[WHAT IS REQUIRED]:
Select lines where the word "name" appears.

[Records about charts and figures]
· · ·

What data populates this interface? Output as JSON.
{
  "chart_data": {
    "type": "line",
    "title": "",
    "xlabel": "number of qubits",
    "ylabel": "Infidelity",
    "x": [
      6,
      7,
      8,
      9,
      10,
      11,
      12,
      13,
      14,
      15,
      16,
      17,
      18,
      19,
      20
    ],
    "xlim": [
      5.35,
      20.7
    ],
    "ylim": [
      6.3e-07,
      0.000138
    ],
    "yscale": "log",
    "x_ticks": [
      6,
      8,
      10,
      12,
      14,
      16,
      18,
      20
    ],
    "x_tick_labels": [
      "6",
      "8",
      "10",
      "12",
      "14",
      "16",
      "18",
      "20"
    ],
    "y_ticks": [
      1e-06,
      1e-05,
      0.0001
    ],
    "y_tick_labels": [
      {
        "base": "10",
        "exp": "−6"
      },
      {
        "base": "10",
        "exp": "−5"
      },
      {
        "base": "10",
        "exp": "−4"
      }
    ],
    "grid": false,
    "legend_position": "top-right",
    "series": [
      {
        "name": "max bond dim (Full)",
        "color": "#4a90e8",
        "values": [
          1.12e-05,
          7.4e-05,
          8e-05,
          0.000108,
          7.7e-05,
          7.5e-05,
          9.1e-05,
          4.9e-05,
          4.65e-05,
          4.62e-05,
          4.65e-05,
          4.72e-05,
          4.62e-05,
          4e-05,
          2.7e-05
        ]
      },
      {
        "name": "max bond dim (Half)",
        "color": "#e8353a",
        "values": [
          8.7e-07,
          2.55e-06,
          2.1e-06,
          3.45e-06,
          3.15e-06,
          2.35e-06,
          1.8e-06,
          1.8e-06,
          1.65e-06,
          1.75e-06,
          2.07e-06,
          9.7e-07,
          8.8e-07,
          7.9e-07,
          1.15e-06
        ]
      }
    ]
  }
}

· · ·

[SOLUTION FOR THIS PROBLEM]:
        "name": "max bond dim (Full)",
        "name": "max bond dim (Half)",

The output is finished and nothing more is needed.